§ **GIVEN RECORDS**

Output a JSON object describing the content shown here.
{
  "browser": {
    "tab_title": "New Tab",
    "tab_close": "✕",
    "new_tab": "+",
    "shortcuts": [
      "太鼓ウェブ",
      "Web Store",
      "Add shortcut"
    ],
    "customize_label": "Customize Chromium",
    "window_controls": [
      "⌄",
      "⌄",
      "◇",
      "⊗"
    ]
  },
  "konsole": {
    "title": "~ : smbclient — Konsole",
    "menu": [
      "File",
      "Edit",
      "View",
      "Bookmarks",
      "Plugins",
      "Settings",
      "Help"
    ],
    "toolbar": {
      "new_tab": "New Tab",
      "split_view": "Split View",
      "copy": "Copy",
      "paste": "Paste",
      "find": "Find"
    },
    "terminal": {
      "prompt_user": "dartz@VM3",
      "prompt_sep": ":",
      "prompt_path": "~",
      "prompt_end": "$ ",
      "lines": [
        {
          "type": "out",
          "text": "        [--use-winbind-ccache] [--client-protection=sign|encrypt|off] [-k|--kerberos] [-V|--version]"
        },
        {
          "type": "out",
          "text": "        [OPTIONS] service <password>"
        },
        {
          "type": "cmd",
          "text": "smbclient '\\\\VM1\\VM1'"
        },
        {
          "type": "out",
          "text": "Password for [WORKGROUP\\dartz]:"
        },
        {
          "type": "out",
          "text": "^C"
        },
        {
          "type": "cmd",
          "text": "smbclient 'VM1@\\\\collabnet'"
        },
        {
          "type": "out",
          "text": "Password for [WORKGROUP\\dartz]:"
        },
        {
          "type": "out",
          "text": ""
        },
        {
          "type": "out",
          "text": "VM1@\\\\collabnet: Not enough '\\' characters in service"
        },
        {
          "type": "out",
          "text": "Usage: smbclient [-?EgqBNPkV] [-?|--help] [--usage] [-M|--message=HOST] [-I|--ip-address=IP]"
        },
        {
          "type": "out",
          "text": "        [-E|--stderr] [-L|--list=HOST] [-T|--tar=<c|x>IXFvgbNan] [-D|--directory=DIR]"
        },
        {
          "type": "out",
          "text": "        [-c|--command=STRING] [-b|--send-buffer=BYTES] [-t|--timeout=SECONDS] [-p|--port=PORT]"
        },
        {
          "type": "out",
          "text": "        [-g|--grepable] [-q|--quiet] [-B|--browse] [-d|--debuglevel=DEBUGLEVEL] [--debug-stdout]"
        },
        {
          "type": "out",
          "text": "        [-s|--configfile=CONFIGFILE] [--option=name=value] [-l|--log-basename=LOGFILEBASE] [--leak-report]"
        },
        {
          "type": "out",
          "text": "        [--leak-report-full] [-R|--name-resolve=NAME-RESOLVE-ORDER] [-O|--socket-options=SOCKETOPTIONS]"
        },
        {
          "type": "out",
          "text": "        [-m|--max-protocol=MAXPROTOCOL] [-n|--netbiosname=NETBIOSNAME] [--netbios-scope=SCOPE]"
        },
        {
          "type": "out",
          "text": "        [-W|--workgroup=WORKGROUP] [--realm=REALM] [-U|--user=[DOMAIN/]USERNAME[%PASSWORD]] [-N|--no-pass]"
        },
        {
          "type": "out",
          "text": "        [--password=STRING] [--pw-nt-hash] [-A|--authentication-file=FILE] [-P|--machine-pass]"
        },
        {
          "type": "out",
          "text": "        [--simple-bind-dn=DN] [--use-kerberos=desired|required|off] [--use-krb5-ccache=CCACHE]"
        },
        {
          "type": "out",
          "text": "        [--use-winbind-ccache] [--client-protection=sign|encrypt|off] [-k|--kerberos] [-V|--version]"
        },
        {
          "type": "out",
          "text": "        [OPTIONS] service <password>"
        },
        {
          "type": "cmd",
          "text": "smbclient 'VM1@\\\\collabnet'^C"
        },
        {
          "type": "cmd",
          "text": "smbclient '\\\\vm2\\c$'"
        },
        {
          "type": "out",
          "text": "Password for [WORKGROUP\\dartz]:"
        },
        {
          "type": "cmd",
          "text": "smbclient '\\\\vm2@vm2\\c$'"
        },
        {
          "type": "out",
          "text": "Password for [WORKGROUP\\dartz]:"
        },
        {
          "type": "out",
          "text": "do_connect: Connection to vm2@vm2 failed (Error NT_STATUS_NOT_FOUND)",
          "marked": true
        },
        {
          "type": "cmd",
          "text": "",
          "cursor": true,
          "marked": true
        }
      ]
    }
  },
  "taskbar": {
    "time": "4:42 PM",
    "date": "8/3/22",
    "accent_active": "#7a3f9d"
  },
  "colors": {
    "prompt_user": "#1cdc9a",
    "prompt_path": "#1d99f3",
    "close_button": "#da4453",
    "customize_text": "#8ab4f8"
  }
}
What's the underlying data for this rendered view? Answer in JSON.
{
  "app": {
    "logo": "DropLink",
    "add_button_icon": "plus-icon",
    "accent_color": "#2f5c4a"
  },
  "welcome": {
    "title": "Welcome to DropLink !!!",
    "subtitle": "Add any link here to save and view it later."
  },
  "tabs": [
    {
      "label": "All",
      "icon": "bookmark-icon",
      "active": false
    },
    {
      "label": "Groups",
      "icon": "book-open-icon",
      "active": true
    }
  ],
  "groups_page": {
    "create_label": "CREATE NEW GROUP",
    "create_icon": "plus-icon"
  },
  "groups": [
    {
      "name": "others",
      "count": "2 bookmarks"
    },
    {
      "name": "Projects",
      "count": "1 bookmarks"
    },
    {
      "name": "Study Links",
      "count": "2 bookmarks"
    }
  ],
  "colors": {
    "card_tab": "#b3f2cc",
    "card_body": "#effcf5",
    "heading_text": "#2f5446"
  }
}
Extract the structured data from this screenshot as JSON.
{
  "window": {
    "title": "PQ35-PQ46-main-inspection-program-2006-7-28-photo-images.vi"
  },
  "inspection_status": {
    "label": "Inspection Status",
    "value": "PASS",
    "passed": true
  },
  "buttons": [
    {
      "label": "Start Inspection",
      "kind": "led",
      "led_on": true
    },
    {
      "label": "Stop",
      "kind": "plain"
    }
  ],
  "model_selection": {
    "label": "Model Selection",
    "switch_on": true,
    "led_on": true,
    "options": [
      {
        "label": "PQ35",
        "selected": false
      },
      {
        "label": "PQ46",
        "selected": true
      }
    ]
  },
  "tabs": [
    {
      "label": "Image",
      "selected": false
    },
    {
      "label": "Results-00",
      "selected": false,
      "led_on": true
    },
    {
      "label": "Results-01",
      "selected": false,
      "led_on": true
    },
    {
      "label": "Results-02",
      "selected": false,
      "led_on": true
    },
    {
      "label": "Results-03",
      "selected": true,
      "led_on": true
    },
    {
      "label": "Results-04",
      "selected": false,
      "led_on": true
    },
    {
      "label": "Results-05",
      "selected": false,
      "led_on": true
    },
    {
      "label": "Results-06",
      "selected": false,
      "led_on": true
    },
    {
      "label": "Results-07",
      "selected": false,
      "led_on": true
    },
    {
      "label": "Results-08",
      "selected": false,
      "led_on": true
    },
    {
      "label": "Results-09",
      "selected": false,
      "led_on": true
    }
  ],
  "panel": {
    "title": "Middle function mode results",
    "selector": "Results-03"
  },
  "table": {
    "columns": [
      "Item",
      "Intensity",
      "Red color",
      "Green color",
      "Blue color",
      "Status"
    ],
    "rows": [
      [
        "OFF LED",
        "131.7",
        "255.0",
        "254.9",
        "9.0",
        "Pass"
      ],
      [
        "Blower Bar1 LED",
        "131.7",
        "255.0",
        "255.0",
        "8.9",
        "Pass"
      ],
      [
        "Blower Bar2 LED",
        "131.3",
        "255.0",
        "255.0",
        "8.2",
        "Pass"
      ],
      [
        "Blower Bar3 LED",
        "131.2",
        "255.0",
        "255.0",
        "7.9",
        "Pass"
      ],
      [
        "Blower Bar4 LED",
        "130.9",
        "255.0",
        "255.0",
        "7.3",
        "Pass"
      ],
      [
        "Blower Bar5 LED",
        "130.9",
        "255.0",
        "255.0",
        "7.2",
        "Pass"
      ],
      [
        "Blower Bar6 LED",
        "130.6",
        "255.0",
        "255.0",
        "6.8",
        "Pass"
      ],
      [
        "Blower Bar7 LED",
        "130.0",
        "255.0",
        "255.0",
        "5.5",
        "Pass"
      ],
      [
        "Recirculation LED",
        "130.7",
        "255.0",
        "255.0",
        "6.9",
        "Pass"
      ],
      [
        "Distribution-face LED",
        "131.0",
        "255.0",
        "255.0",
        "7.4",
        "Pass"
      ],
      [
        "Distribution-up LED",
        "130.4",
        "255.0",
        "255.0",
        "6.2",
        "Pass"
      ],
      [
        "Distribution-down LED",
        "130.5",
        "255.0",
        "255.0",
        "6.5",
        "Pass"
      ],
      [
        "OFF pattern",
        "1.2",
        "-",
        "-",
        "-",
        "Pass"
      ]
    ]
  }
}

§ **TASK GOAL**
Extract all lines from the material above that include the word "Blower".

§ **SOLUTION TO THE PROBLEM**
        "Blower Bar1 LED",
        "Blower Bar2 LED",
        "Blower Bar3 LED",
        "Blower Bar4 LED",
        "Blower Bar5 LED",
        "Blower Bar6 LED",
        "Blower Bar7 LED",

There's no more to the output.